Study text:
----

Electron Microscopy and Image Analysis of 2D Crystals
Images were collected in a transmission electron microscope (model
CM12; Philips Electron Optics, Eindhoven, The Netherlands) operating at
an accelerating voltage of 100 kV. Images were collected at a nominal
35,000× and at an underfocus of ~0.5 µm. Selected areas were scanned
on a scanning microdensitometer (model 1010GM; Perkin-Elmer Corp.,
Norwalk, CT) using a spot and step size of 20 µm, corresponding to 5.71 Å at the specimen plane. Images were processed essentially as described in
Jontes and Milligan (1997a). Lattice unbending was performed as described in Henderson et al. (1986)
. Only reflections present in three or
more of the five images were used to calculate the projection map; this
had the effect of truncating the data to a resolution of ~18 Å.
Preparation of Grids for Cryoelectron Microscopy
F-actin was diluted to ~20-40 µg/ml (~0.5-1.0 µM) in 10 mM Tris, pH 7.5, 100 mM KCl, 1 mM MgCl2, 1 mM DTT, 1 mM EGTA, and then applied to electron microscopy grids covered with a holey carbon film. After ~2 min, the grids were washed with two drops of buffer and then myosin was applied to the grid at 1.0-1.5 mg/ml (6.5-10 µM). After another 2 min, the grids were blotted with filter paper and then plunged into ethane slush. Grids were stored under liquid nitrogen until use.
Cryoelectron Microscopy and Helical Image Analysis
Grids of actoMIB were mounted in a cryo stage (model 626; Gatan, Inc., Pleasanton, CA) and then inserted into a transmission electron microscope (model CM200; Philips Electron Optics) operating at an accelerating voltage of 100 kV. Images of filaments were taken under low-dose conditions at a nominal 38,000× and at an underfocus of ~1.5-2.0 µm.

----

Exercises to complete:
1) Answer these questions from the methods text, one line each:
(a) At what accelerating voltage was the CM12 microscope operated?
(b) About how long after the F-actin was applied were the grids washed?
(c) At what nominal magnification were the filament images taken in the cryo work?
2) Decide whether each statement agrees with the methods text. Answer yes or no, and quote the words of the text that settle it.
(a) The microdensitometer scans used a step size of 20 µm.
(b) The grids were kept at room temperature until use.
(c) Reflections found in only two of the five images were used for the projection map.
3) Summarize the methods text in three sentences.

----

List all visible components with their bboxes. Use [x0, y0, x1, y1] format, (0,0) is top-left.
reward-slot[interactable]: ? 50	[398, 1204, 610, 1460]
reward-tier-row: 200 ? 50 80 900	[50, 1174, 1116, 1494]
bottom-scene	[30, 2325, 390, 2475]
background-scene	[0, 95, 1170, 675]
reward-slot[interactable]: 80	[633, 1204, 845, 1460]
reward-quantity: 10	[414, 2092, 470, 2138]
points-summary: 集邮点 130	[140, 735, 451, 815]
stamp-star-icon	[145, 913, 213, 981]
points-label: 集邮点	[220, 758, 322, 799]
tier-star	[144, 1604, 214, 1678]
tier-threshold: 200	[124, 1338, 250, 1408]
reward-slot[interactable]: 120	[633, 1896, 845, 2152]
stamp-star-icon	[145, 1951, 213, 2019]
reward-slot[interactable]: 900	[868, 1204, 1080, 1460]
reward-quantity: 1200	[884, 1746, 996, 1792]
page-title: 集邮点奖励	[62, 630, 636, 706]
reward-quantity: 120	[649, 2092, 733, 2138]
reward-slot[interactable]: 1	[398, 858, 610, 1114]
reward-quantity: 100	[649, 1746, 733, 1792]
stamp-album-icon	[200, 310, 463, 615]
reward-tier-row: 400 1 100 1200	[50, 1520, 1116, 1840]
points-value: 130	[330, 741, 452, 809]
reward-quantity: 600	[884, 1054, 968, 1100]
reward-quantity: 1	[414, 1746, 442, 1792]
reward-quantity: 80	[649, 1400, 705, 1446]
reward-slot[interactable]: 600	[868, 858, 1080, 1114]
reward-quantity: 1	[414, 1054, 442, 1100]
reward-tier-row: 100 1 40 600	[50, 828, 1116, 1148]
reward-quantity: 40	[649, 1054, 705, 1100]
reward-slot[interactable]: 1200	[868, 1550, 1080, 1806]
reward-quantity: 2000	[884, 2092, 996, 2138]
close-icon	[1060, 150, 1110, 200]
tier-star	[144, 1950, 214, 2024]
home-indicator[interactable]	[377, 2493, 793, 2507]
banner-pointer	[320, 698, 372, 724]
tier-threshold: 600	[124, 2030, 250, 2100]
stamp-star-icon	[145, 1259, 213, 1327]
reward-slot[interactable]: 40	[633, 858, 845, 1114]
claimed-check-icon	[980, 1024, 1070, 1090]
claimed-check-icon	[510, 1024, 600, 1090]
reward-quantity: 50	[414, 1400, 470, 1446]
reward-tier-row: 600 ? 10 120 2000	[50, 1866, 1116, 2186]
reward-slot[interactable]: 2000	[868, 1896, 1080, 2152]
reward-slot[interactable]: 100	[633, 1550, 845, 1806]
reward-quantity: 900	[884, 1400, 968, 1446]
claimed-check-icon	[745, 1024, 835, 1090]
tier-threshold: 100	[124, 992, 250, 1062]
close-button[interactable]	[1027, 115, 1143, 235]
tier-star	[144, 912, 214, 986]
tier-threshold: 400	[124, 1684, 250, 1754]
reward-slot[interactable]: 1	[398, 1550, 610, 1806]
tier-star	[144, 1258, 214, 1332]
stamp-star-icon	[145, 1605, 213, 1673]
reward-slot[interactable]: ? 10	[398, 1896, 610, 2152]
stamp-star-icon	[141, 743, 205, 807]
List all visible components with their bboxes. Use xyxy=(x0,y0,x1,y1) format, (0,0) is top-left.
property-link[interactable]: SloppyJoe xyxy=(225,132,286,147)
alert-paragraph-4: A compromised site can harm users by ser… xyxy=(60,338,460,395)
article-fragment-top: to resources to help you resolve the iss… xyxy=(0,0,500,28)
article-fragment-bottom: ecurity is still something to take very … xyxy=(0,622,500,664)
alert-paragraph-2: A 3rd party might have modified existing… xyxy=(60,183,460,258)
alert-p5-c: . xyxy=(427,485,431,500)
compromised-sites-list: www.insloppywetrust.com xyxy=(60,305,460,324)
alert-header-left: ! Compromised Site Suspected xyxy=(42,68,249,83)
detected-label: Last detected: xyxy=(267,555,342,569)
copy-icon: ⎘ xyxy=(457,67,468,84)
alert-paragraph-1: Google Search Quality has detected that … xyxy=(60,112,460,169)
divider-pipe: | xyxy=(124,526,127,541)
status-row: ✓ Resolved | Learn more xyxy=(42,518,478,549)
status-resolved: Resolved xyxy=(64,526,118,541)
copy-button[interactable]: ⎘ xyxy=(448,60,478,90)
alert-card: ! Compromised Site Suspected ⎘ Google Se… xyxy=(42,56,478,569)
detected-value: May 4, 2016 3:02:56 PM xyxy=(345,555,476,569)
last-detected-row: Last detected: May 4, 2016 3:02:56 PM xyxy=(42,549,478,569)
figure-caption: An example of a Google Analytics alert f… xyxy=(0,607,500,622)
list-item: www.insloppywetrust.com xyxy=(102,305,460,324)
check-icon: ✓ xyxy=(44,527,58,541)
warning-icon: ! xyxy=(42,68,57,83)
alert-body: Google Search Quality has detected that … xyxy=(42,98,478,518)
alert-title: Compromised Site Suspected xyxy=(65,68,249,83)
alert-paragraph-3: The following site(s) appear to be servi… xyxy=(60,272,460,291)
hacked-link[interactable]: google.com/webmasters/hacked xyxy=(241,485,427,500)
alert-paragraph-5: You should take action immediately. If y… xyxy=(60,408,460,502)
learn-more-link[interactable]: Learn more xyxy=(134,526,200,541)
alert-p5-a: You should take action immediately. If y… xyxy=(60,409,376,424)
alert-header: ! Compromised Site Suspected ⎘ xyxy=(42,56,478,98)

----

Responses:
1)
(a) 100 kV
(b) About 2 minutes
(c) 38,000×

2)
(a) Yes: "using a spot and step size of 20 µm"
(b) No: "Grids were stored under liquid nitrogen until use."
(c) No: "Only reflections present in three or more of the five images were used to calculate the projection map"

3) Images of the 2D crystals were taken in a Philips CM12 microscope at 100 kV, scanned on a microdensitometer, and processed with lattice unbending, and the projection map was truncated to a resolution of about 18 Å. For cryoelectron microscopy, F-actin was applied to grids covered with a holey carbon film, the grids were washed, and myosin was added; the grids were then blotted, plunged into ethane slush, and stored under liquid nitrogen. The actoMIB grids were mounted in a cryo stage and examined in a Philips CM200 microscope at 100 kV, and filament images were taken under low-dose conditions at a nominal 38,000×.